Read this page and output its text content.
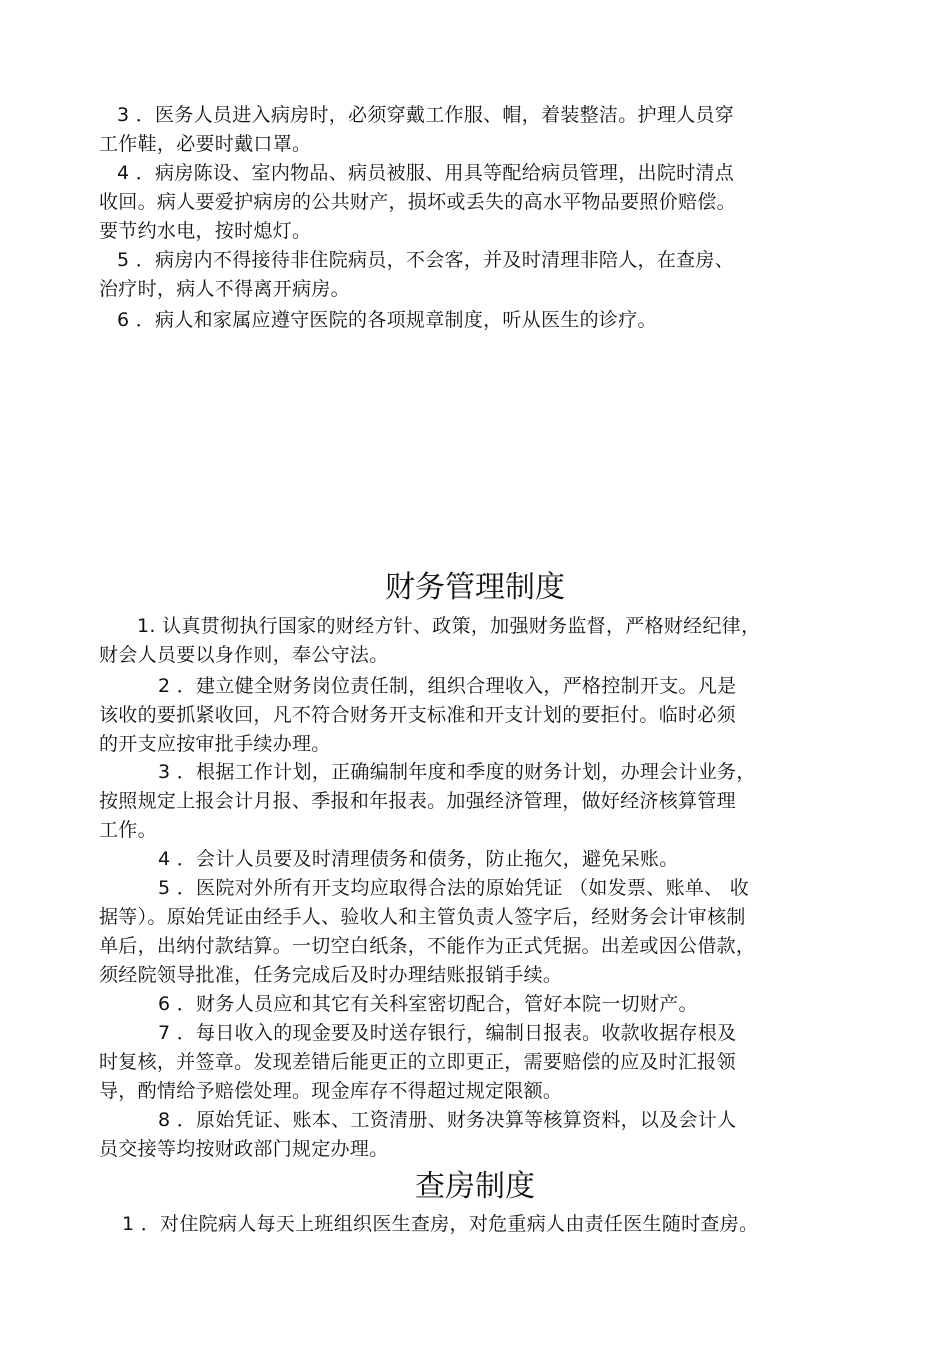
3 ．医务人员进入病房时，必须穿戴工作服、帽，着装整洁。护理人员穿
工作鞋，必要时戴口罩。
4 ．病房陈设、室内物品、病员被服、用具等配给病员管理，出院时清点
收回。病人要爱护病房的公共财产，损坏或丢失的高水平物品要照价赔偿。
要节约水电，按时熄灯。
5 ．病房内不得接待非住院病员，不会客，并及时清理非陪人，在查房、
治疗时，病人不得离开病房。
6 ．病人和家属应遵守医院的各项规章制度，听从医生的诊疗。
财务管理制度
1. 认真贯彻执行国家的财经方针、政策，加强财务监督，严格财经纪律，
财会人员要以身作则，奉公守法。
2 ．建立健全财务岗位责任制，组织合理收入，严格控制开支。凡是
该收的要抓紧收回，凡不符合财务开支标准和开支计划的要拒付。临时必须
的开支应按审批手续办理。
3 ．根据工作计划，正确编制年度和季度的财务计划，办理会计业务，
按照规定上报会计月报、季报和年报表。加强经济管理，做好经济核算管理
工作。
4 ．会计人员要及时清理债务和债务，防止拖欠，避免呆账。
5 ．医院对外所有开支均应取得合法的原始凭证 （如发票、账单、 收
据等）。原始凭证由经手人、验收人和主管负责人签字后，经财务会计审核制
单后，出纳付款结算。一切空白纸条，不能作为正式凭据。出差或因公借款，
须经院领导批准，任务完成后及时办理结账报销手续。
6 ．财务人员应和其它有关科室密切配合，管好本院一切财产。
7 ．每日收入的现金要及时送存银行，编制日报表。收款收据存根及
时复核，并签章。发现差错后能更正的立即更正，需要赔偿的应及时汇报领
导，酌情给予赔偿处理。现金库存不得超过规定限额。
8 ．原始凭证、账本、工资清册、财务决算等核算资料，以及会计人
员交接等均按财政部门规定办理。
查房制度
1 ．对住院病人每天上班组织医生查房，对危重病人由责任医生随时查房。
...
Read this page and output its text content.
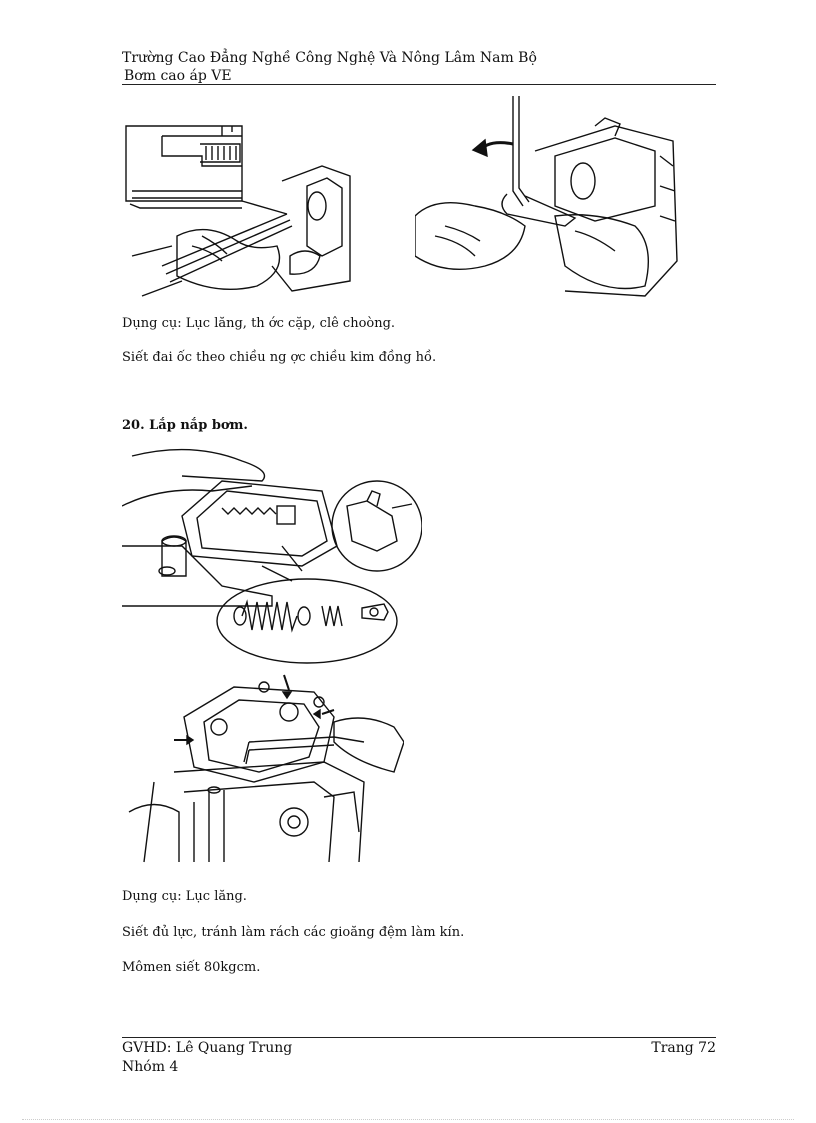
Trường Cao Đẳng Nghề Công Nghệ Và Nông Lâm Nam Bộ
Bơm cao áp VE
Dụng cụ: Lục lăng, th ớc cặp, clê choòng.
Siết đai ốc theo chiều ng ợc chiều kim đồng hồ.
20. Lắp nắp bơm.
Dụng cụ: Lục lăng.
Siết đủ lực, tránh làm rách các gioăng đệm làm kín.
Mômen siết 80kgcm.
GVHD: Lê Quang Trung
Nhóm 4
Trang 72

→ **PROBLEM REQUIREMENTS**: Every line above that contains the word "lăng" should be reported.

→ **TASK RESPONSE**:
Dụng cụ: Lục lăng, th ớc cặp, clê choòng.
Dụng cụ: Lục lăng.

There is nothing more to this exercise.